# Task to carry out:
Do not copy the pictures; transcribe all other material exactly.

# Stored items:
______

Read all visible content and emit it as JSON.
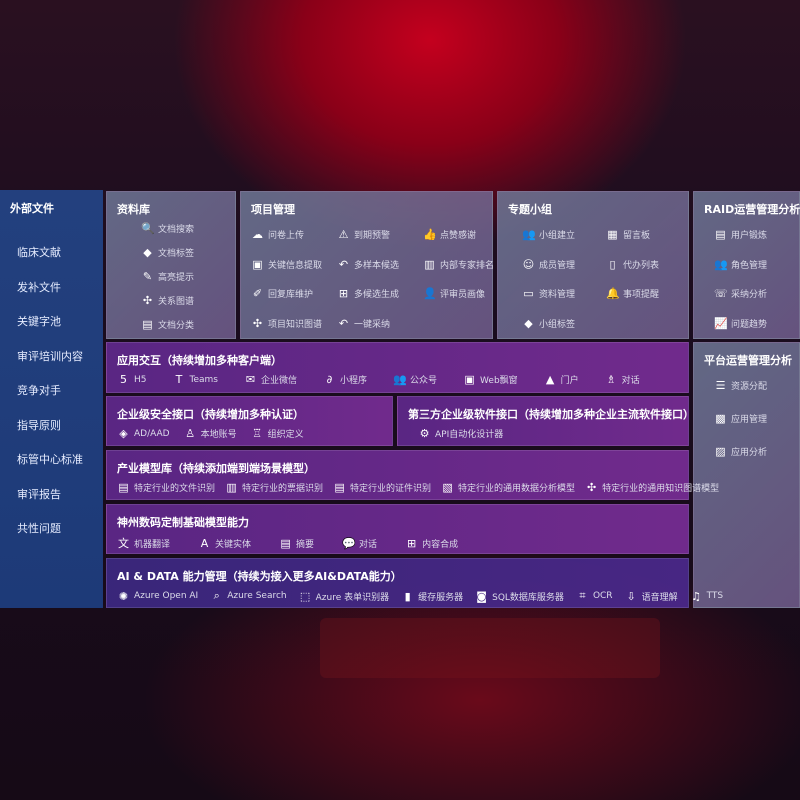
{
  "sidebar": {
    "title": "外部文件",
    "items": [
      "临床文献",
      "发补文件",
      "关键字池",
      "审评培训内容",
      "竞争对手",
      "指导原则",
      "标管中心标准",
      "审评报告",
      "共性问题"
    ]
  },
  "library": {
    "title": "资料库",
    "items": [
      {
        "icon": "doc-search-icon",
        "label": "文档搜索"
      },
      {
        "icon": "tag-icon",
        "label": "文档标签"
      },
      {
        "icon": "pen-icon",
        "label": "高亮提示"
      },
      {
        "icon": "graph-icon",
        "label": "关系图谱"
      },
      {
        "icon": "doc-category-icon",
        "label": "文档分类"
      }
    ]
  },
  "project": {
    "title": "项目管理",
    "items": [
      {
        "icon": "cloud-upload-icon",
        "label": "问卷上传"
      },
      {
        "icon": "alarm-icon",
        "label": "到期预警"
      },
      {
        "icon": "thumbs-up-icon",
        "label": "点赞感谢"
      },
      {
        "icon": "window-icon",
        "label": "关键信息提取"
      },
      {
        "icon": "reply-icon",
        "label": "多样本候选"
      },
      {
        "icon": "ranking-icon",
        "label": "内部专家排名"
      },
      {
        "icon": "edit-icon",
        "label": "回复库维护"
      },
      {
        "icon": "puzzle-icon",
        "label": "多候选生成"
      },
      {
        "icon": "user-icon",
        "label": "评审员画像"
      },
      {
        "icon": "graph-icon",
        "label": "项目知识图谱"
      },
      {
        "icon": "reply-icon",
        "label": "一键采纳"
      }
    ]
  },
  "group": {
    "title": "专题小组",
    "items": [
      {
        "icon": "users-icon",
        "label": "小组建立"
      },
      {
        "icon": "bbs-icon",
        "label": "留言板"
      },
      {
        "icon": "user-add-icon",
        "label": "成员管理"
      },
      {
        "icon": "clipboard-icon",
        "label": "代办列表"
      },
      {
        "icon": "folder-icon",
        "label": "资料管理"
      },
      {
        "icon": "bell-icon",
        "label": "事项提醒"
      },
      {
        "icon": "tag-icon",
        "label": "小组标签"
      }
    ]
  },
  "raid": {
    "title": "RAID运营管理分析",
    "items": [
      {
        "icon": "id-card-icon",
        "label": "用户锻炼"
      },
      {
        "icon": "users-icon",
        "label": "角色管理"
      },
      {
        "icon": "qa-icon",
        "label": "采纳分析"
      },
      {
        "icon": "trend-icon",
        "label": "问题趋势"
      }
    ]
  },
  "platform": {
    "title": "平台运营管理分析",
    "items": [
      {
        "icon": "list-icon",
        "label": "资源分配"
      },
      {
        "icon": "apps-icon",
        "label": "应用管理"
      },
      {
        "icon": "chart-icon",
        "label": "应用分析"
      }
    ]
  },
  "app": {
    "title": "应用交互（持续增加多种客户端）",
    "items": [
      {
        "icon": "html5-icon",
        "label": "H5"
      },
      {
        "icon": "teams-icon",
        "label": "Teams"
      },
      {
        "icon": "wechat-icon",
        "label": "企业微信"
      },
      {
        "icon": "miniprogram-icon",
        "label": "小程序"
      },
      {
        "icon": "users-icon",
        "label": "公众号"
      },
      {
        "icon": "window-icon",
        "label": "Web飘窗"
      },
      {
        "icon": "portal-icon",
        "label": "门户"
      },
      {
        "icon": "chat-users-icon",
        "label": "对话"
      }
    ]
  },
  "security": {
    "title": "企业级安全接口（持续增加多种认证）",
    "items": [
      {
        "icon": "ad-icon",
        "label": "AD/AAD"
      },
      {
        "icon": "user-lock-icon",
        "label": "本地账号"
      },
      {
        "icon": "org-icon",
        "label": "组织定义"
      }
    ]
  },
  "third": {
    "title": "第三方企业级软件接口（持续增加多种企业主流软件接口）",
    "items": [
      {
        "icon": "gear-icon",
        "label": "API自动化设计器"
      }
    ]
  },
  "industry": {
    "title": "产业模型库（持续添加端到端场景模型）",
    "items": [
      {
        "icon": "doc-icon",
        "label": "特定行业的文件识别"
      },
      {
        "icon": "receipt-icon",
        "label": "特定行业的票据识别"
      },
      {
        "icon": "id-card-icon",
        "label": "特定行业的证件识别"
      },
      {
        "icon": "image-icon",
        "label": "特定行业的通用数据分析模型"
      },
      {
        "icon": "graph-icon",
        "label": "特定行业的通用知识图谱模型"
      }
    ]
  },
  "base": {
    "title": "神州数码定制基础模型能力",
    "items": [
      {
        "icon": "translate-icon",
        "label": "机器翻译"
      },
      {
        "icon": "entity-icon",
        "label": "关键实体"
      },
      {
        "icon": "doc-icon",
        "label": "摘要"
      },
      {
        "icon": "chat-icon",
        "label": "对话"
      },
      {
        "icon": "puzzle-icon",
        "label": "内容合成"
      }
    ]
  },
  "ai": {
    "title": "AI & DATA 能力管理（持续为接入更多AI&DATA能力）",
    "items": [
      {
        "icon": "openai-icon",
        "label": "Azure Open AI"
      },
      {
        "icon": "search-icon",
        "label": "Azure Search"
      },
      {
        "icon": "form-icon",
        "label": "Azure 表单识别器"
      },
      {
        "icon": "cache-icon",
        "label": "缓存服务器"
      },
      {
        "icon": "sql-icon",
        "label": "SQL数据库服务器"
      },
      {
        "icon": "ocr-icon",
        "label": "OCR"
      },
      {
        "icon": "speech-icon",
        "label": "语音理解"
      },
      {
        "icon": "tts-icon",
        "label": "TTS"
      }
    ]
  }
}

______

# Final result:
Read all visible content and emit it as JSON.
{
  "sidebar": {
    "title": "外部文件",
    "items": [
      "临床文献",
      "发补文件",
      "关键字池",
      "审评培训内容",
      "竞争对手",
      "指导原则",
      "标管中心标准",
      "审评报告",
      "共性问题"
    ]
  },
  "library": {
    "title": "资料库",
    "items": [
      {
        "icon": "doc-search-icon",
        "label": "文档搜索"
      },
      {
        "icon": "tag-icon",
        "label": "文档标签"
      },
      {
        "icon": "pen-icon",
        "label": "高亮提示"
      },
      {
        "icon": "graph-icon",
        "label": "关系图谱"
      },
      {
        "icon": "doc-category-icon",
        "label": "文档分类"
      }
    ]
  },
  "project": {
    "title": "项目管理",
    "items": [
      {
        "icon": "cloud-upload-icon",
        "label": "问卷上传"
      },
      {
        "icon": "alarm-icon",
        "label": "到期预警"
      },
      {
        "icon": "thumbs-up-icon",
        "label": "点赞感谢"
      },
      {
        "icon": "window-icon",
        "label": "关键信息提取"
      },
      {
        "icon": "reply-icon",
        "label": "多样本候选"
      },
      {
        "icon": "ranking-icon",
        "label": "内部专家排名"
      },
      {
        "icon": "edit-icon",
        "label": "回复库维护"
      },
      {
        "icon": "puzzle-icon",
        "label": "多候选生成"
      },
      {
        "icon": "user-icon",
        "label": "评审员画像"
      },
      {
        "icon": "graph-icon",
        "label": "项目知识图谱"
      },
      {
        "icon": "reply-icon",
        "label": "一键采纳"
      }
    ]
  },
  "group": {
    "title": "专题小组",
    "items": [
      {
        "icon": "users-icon",
        "label": "小组建立"
      },
      {
        "icon": "bbs-icon",
        "label": "留言板"
      },
      {
        "icon": "user-add-icon",
        "label": "成员管理"
      },
      {
        "icon": "clipboard-icon",
        "label": "代办列表"
      },
      {
        "icon": "folder-icon",
        "label": "资料管理"
      },
      {
        "icon": "bell-icon",
        "label": "事项提醒"
      },
      {
        "icon": "tag-icon",
        "label": "小组标签"
      }
    ]
  },
  "raid": {
    "title": "RAID运营管理分析",
    "items": [
      {
        "icon": "id-card-icon",
        "label": "用户锻炼"
      },
      {
        "icon": "users-icon",
        "label": "角色管理"
      },
      {
        "icon": "qa-icon",
        "label": "采纳分析"
      },
      {
        "icon": "trend-icon",
        "label": "问题趋势"
      }
    ]
  },
  "platform": {
    "title": "平台运营管理分析",
    "items": [
      {
        "icon": "list-icon",
        "label": "资源分配"
      },
      {
        "icon": "apps-icon",
        "label": "应用管理"
      },
      {
        "icon": "chart-icon",
        "label": "应用分析"
      }
    ]
  },
  "app": {
    "title": "应用交互（持续增加多种客户端）",
    "items": [
      {
        "icon": "html5-icon",
        "label": "H5"
      },
      {
        "icon": "teams-icon",
        "label": "Teams"
      },
      {
        "icon": "wechat-icon",
        "label": "企业微信"
      },
      {
        "icon": "miniprogram-icon",
        "label": "小程序"
      },
      {
        "icon": "users-icon",
        "label": "公众号"
      },
      {
        "icon": "window-icon",
        "label": "Web飘窗"
      },
      {
        "icon": "portal-icon",
        "label": "门户"
      },
      {
        "icon": "chat-users-icon",
        "label": "对话"
      }
    ]
  },
  "security": {
    "title": "企业级安全接口（持续增加多种认证）",
    "items": [
      {
        "icon": "ad-icon",
        "label": "AD/AAD"
      },
      {
        "icon": "user-lock-icon",
        "label": "本地账号"
      },
      {
        "icon": "org-icon",
        "label": "组织定义"
      }
    ]
  },
  "third": {
    "title": "第三方企业级软件接口（持续增加多种企业主流软件接口）",
    "items": [
      {
        "icon": "gear-icon",
        "label": "API自动化设计器"
      }
    ]
  },
  "industry": {
    "title": "产业模型库（持续添加端到端场景模型）",
    "items": [
      {
        "icon": "doc-icon",
        "label": "特定行业的文件识别"
      },
      {
        "icon": "receipt-icon",
        "label": "特定行业的票据识别"
      },
      {
        "icon": "id-card-icon",
        "label": "特定行业的证件识别"
      },
      {
        "icon": "image-icon",
        "label": "特定行业的通用数据分析模型"
      },
      {
        "icon": "graph-icon",
        "label": "特定行业的通用知识图谱模型"
      }
    ]
  },
  "base": {
    "title": "神州数码定制基础模型能力",
    "items": [
      {
        "icon": "translate-icon",
        "label": "机器翻译"
      },
      {
        "icon": "entity-icon",
        "label": "关键实体"
      },
      {
        "icon": "doc-icon",
        "label": "摘要"
      },
      {
        "icon": "chat-icon",
        "label": "对话"
      },
      {
        "icon": "puzzle-icon",
        "label": "内容合成"
      }
    ]
  },
  "ai": {
    "title": "AI & DATA 能力管理（持续为接入更多AI&DATA能力）",
    "items": [
      {
        "icon": "openai-icon",
        "label": "Azure Open AI"
      },
      {
        "icon": "search-icon",
        "label": "Azure Search"
      },
      {
        "icon": "form-icon",
        "label": "Azure 表单识别器"
      },
      {
        "icon": "cache-icon",
        "label": "缓存服务器"
      },
      {
        "icon": "sql-icon",
        "label": "SQL数据库服务器"
      },
      {
        "icon": "ocr-icon",
        "label": "OCR"
      },
      {
        "icon": "speech-icon",
        "label": "语音理解"
      },
      {
        "icon": "tts-icon",
        "label": "TTS"
      }
    ]
  }
}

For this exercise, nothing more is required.